--- The records ---

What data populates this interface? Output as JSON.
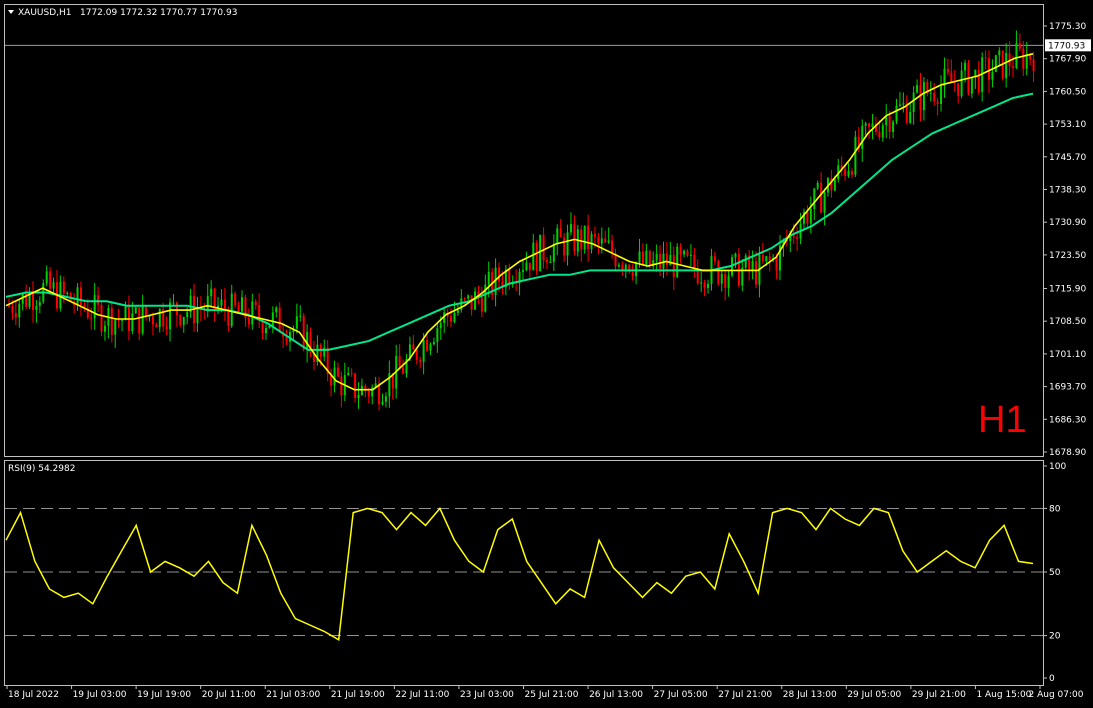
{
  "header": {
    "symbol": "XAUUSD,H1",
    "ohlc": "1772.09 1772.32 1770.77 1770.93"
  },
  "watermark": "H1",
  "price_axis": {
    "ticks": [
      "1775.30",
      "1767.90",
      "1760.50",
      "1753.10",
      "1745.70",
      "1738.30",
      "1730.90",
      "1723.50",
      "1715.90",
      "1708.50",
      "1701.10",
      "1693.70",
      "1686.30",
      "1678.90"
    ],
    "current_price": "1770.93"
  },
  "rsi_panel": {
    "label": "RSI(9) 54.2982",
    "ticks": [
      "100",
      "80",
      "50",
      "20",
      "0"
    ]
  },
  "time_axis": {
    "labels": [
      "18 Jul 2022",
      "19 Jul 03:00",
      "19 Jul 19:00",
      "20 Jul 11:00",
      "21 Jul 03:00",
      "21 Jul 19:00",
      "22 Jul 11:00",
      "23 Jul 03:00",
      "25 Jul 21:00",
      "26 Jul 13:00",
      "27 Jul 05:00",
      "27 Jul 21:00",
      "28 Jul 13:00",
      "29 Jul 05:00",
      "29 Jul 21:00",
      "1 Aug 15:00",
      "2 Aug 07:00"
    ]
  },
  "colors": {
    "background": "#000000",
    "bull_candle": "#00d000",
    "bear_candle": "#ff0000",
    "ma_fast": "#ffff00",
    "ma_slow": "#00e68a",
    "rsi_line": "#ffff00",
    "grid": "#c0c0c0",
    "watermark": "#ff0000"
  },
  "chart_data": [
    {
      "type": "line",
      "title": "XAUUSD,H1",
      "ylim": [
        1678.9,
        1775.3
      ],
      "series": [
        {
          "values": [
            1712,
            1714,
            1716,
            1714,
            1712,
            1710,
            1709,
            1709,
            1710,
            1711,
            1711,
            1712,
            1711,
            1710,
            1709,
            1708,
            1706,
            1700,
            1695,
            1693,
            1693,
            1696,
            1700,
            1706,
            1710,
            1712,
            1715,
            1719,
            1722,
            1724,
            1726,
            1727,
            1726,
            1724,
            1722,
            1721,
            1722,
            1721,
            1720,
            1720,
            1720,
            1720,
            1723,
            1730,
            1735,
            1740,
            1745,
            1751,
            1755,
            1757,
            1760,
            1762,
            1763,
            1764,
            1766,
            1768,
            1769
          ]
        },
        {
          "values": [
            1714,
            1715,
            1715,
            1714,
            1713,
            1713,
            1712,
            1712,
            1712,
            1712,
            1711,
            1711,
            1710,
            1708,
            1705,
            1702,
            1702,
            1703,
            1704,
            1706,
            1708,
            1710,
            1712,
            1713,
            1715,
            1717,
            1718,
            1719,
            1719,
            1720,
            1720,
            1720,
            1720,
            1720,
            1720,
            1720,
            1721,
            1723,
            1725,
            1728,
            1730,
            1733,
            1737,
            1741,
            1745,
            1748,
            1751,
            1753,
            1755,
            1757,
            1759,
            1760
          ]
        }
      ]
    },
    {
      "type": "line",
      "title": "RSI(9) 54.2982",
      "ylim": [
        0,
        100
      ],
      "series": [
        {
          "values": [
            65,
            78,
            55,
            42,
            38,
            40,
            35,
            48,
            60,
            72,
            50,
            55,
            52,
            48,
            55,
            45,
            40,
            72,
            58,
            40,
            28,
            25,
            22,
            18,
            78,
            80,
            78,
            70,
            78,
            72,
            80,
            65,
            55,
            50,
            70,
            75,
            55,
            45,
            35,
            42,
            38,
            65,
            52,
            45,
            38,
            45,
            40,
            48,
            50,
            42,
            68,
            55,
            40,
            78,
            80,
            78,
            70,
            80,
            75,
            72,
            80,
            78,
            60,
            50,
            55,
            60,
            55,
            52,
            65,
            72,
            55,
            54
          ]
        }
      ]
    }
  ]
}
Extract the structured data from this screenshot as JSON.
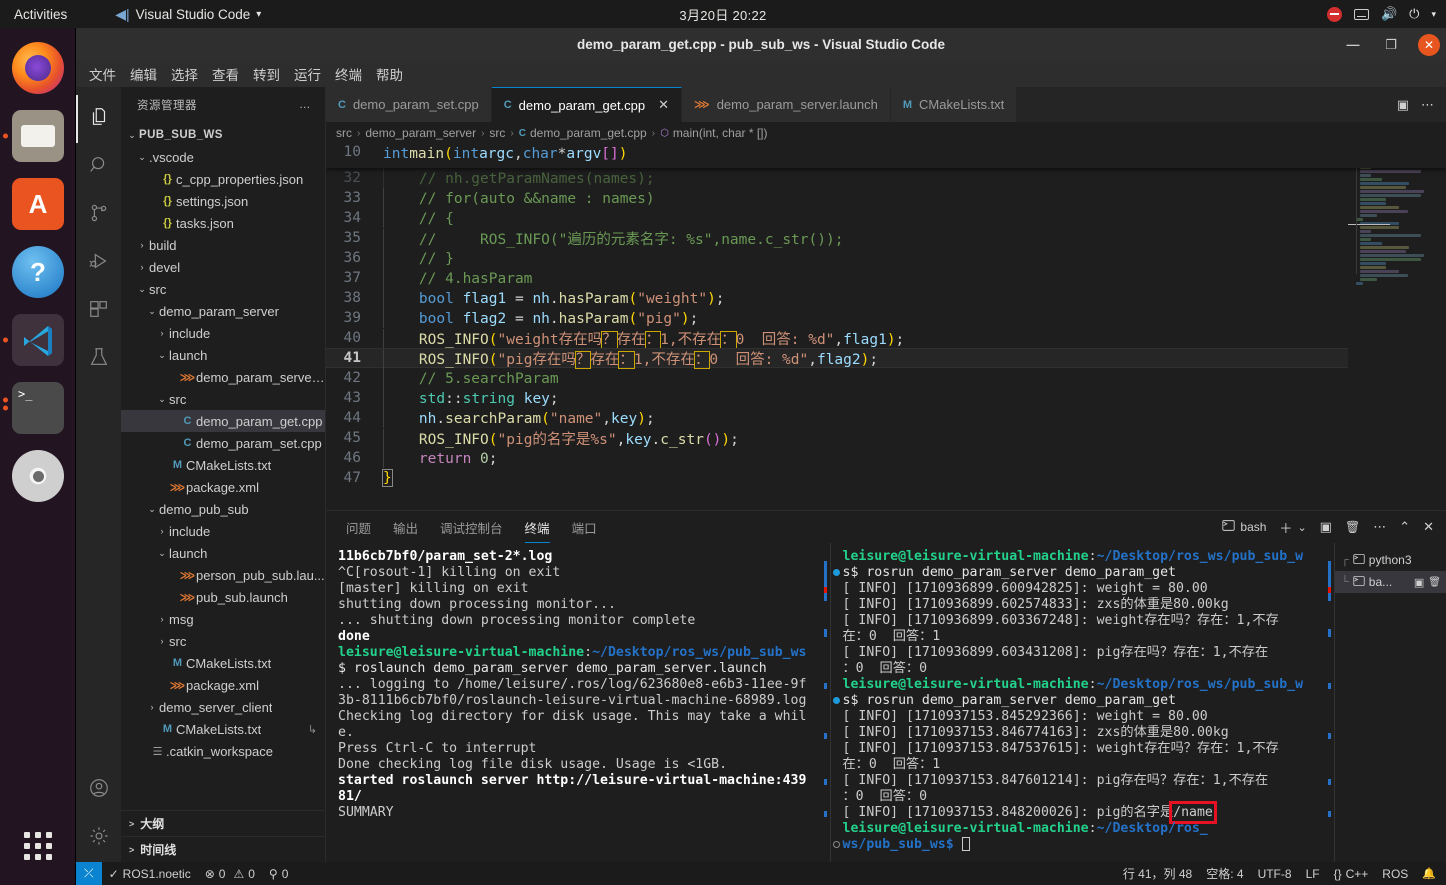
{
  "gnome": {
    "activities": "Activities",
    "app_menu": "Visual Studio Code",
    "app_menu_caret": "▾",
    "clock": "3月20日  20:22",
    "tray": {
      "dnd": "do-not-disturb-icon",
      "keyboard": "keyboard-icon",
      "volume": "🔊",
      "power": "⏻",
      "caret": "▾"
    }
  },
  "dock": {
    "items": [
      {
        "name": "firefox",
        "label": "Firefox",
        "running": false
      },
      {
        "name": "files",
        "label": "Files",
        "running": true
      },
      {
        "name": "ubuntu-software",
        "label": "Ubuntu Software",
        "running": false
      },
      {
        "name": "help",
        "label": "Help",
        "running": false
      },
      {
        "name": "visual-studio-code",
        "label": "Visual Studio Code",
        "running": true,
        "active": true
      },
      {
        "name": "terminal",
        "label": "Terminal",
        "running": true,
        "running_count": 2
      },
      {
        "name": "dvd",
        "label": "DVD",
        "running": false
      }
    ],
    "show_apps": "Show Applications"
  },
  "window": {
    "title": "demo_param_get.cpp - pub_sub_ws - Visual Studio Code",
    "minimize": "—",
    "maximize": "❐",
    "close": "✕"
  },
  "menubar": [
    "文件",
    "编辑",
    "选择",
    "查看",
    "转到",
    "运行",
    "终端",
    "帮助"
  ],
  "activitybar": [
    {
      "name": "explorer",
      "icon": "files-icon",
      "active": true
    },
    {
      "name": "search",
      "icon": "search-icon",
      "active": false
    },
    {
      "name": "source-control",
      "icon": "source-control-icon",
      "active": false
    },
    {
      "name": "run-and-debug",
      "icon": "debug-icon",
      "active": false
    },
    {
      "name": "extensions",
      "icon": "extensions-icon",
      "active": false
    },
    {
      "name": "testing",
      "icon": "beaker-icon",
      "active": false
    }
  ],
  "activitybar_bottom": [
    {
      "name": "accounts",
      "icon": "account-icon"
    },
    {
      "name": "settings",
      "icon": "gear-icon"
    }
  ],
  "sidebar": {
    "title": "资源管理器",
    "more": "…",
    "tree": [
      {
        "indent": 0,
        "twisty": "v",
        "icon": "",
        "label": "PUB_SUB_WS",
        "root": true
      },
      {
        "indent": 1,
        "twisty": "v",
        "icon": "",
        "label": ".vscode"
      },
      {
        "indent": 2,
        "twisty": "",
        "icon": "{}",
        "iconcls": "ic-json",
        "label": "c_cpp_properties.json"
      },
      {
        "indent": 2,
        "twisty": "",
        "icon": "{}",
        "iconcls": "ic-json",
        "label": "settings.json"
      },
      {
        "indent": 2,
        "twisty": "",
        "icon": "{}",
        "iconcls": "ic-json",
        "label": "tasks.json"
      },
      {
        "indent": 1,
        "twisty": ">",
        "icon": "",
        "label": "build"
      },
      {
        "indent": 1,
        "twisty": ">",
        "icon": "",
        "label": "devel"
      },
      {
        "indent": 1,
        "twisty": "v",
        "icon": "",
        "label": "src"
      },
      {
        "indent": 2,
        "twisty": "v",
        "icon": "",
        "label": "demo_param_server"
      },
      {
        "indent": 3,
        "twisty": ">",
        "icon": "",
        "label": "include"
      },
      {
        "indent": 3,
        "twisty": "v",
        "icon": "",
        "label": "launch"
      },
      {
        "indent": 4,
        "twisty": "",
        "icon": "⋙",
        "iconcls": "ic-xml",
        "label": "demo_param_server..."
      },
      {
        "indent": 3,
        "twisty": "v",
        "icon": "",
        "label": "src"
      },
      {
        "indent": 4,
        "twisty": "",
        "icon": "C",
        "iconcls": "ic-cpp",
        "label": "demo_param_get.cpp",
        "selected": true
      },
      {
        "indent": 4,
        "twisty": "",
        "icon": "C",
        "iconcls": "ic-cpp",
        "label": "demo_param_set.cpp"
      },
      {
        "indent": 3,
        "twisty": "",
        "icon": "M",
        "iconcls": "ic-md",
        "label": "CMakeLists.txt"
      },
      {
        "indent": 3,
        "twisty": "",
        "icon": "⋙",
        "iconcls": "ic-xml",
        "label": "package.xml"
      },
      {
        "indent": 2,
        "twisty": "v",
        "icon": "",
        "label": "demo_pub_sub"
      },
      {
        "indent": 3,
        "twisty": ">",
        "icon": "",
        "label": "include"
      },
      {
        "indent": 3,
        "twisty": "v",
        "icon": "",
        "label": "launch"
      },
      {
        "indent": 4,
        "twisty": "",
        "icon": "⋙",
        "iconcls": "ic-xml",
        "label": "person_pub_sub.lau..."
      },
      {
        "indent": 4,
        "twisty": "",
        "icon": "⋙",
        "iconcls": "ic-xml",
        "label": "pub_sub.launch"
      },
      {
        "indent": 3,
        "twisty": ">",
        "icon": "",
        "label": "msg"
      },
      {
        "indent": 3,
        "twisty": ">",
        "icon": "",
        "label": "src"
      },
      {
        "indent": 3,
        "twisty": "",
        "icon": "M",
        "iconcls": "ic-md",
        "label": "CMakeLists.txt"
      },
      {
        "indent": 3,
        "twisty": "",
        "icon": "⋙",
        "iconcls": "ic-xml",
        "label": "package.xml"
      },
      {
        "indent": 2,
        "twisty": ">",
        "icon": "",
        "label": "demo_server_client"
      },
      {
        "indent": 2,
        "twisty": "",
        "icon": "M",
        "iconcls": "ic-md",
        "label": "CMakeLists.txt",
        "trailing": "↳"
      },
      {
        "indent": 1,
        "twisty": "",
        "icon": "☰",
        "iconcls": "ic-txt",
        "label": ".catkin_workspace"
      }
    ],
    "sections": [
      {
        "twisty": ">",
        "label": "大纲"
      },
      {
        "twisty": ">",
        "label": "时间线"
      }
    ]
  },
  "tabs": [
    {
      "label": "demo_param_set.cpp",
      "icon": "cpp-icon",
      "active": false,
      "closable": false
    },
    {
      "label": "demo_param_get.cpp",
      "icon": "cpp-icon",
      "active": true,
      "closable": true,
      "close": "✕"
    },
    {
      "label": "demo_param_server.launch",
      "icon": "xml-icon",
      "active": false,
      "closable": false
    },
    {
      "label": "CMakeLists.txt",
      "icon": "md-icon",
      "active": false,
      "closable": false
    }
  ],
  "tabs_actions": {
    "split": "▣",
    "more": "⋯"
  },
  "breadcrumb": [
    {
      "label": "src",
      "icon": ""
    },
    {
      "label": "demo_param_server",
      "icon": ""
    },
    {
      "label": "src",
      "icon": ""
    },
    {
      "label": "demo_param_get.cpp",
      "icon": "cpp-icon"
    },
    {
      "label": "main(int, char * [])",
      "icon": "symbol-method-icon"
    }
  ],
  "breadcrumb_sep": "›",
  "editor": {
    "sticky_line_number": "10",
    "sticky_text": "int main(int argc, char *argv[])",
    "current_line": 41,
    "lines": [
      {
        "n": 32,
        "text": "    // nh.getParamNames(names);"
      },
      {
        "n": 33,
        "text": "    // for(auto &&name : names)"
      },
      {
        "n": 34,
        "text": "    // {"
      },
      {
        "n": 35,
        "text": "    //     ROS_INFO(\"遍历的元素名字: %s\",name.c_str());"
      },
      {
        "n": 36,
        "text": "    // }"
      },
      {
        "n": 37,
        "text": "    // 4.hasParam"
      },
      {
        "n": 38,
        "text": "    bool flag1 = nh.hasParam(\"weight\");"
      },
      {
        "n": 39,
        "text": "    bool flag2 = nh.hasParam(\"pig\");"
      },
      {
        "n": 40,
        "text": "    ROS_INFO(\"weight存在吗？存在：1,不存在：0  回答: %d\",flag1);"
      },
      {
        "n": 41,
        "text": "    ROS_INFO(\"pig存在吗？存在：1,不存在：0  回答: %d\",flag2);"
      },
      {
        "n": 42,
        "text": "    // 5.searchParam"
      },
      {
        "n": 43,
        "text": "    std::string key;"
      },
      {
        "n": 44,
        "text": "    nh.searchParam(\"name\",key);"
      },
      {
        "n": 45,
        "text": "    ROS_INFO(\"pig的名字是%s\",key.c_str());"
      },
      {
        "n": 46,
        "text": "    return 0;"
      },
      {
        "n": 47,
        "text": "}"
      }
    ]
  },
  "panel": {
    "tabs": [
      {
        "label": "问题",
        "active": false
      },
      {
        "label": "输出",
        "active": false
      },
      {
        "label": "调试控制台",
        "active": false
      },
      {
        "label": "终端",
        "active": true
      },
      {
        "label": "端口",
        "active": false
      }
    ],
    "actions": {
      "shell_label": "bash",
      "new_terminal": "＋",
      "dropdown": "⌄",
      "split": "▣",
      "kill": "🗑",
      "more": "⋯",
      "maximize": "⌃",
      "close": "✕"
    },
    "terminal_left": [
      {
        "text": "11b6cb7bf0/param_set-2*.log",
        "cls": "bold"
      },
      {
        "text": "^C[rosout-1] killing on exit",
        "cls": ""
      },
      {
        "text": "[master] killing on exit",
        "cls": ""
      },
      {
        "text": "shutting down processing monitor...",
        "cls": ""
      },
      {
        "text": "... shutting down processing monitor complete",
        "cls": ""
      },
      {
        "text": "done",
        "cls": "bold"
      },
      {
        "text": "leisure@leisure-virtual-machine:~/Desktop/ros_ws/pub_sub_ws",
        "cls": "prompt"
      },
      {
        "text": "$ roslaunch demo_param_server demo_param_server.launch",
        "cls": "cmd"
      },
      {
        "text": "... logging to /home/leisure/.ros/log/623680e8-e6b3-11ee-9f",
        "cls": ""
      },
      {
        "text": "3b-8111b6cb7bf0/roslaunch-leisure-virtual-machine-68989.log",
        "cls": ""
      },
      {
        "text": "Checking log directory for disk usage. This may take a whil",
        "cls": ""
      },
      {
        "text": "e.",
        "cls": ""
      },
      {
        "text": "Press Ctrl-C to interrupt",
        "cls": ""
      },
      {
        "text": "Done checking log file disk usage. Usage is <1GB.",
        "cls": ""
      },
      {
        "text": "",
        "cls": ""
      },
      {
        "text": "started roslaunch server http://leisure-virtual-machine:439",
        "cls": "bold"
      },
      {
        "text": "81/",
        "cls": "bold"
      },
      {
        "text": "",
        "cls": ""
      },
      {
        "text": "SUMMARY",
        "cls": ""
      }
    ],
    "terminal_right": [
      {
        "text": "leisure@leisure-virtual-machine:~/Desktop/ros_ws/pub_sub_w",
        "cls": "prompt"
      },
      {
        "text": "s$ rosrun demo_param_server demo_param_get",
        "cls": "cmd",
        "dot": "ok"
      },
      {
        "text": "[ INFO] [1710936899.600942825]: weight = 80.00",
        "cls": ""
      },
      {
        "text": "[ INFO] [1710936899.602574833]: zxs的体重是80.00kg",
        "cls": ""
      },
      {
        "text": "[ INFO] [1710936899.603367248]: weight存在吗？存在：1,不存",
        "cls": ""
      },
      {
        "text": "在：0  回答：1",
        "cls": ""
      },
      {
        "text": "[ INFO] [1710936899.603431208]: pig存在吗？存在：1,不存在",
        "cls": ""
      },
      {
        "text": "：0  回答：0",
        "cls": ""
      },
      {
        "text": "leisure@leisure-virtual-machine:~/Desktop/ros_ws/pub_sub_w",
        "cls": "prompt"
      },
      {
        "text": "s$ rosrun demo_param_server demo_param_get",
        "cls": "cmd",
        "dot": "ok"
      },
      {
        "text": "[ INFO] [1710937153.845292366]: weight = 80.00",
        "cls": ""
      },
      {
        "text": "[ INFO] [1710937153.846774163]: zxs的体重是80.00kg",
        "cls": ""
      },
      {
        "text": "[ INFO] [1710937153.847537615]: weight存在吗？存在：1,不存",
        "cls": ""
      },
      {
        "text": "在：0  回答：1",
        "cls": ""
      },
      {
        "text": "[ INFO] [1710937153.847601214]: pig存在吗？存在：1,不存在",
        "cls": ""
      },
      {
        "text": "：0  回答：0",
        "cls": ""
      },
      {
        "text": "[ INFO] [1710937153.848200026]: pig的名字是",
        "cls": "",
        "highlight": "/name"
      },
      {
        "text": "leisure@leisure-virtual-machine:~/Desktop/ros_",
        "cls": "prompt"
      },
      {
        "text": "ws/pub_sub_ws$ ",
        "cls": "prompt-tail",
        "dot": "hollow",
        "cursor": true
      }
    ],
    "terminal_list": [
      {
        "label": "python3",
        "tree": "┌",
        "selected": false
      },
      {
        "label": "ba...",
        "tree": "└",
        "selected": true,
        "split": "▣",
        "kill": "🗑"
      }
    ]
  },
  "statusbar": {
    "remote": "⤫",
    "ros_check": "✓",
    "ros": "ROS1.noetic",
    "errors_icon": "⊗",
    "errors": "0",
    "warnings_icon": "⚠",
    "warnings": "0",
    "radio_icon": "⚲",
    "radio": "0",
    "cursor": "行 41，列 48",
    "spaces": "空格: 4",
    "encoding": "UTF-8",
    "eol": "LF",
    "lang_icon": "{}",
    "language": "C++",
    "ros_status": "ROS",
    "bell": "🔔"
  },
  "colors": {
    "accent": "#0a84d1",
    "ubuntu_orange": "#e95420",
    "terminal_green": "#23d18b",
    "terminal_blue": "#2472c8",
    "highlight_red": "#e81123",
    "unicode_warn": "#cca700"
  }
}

---

**Your objective:** Copy out each line of the material that holds the word "source".

**Response:**
      "name": "source-control",
      "icon": "source-control-icon",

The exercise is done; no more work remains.